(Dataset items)

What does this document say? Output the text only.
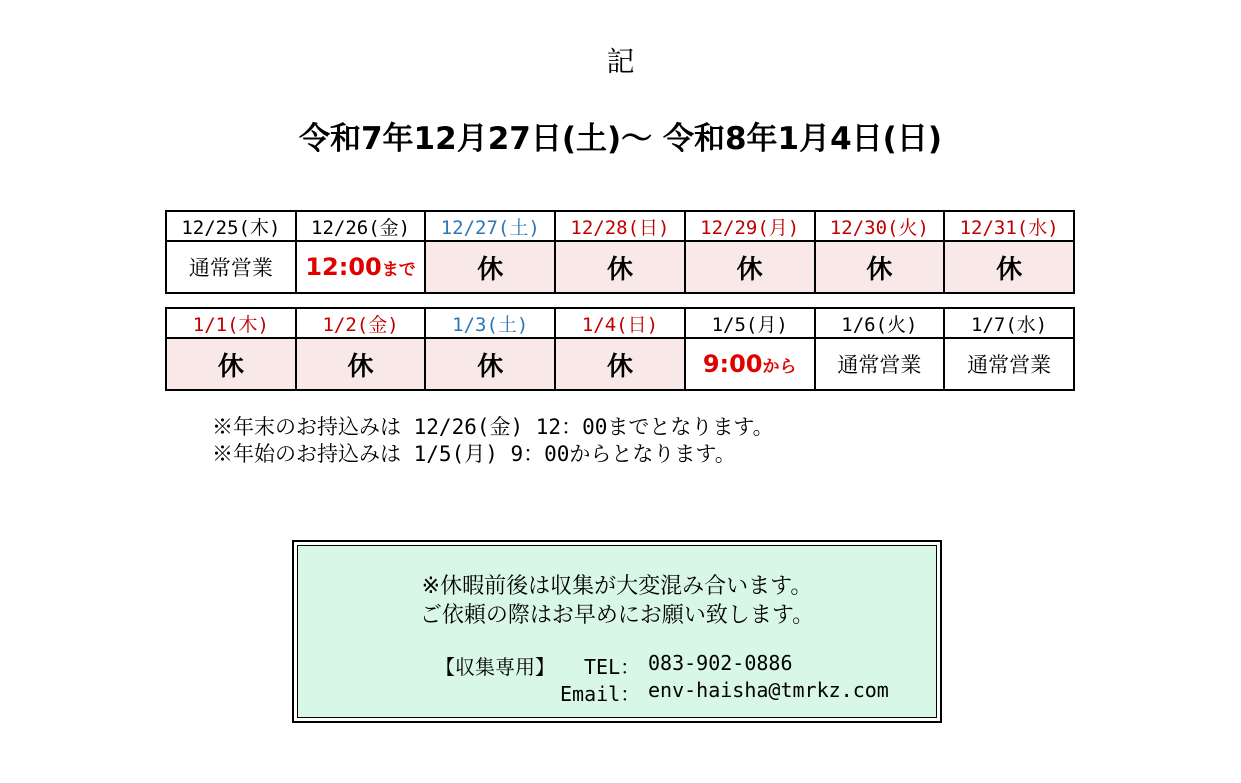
記
令和7年12月27日(土)～ 令和8年1月4日(日)
12/25(木)	12/26(金)	12/27(土)	12/28(日)	12/29(月)	12/30(火)	12/31(水)
通常営業	12:00まで	休	休	休	休	休
1/1(木)	1/2(金)	1/3(土)	1/4(日)	1/5(月)	1/6(火)	1/7(水)
休	休	休	休	9:00から	通常営業	通常営業
※年末のお持込みは 12/26(金) 12：00までとなります。
※年始のお持込みは 1/5(月) 9：00からとなります。
※休暇前後は収集が大変混み合います。
ご依頼の際はお早めにお願い致します。
【収集専用】 TEL： 083-902-0886
Email： env-haisha@tmrkz.com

(GIVEN PROBLEM) All of the data needs repeating exactly, but the pictures do not.

(FINAL ANSWER)
What does this document say? Output the text only.
記
令和7年12月27日(土)～ 令和8年1月4日(日)
12/25(木)	12/26(金)	12/27(土)	12/28(日)	12/29(月)	12/30(火)	12/31(水)
通常営業	12:00まで	休	休	休	休	休
1/1(木)	1/2(金)	1/3(土)	1/4(日)	1/5(月)	1/6(火)	1/7(水)
休	休	休	休	9:00から	通常営業	通常営業
※年末のお持込みは 12/26(金) 12：00までとなります。
※年始のお持込みは 1/5(月) 9：00からとなります。
※休暇前後は収集が大変混み合います。
ご依頼の際はお早めにお願い致します。
【収集専用】 TEL： 083-902-0886
Email： env-haisha@tmrkz.com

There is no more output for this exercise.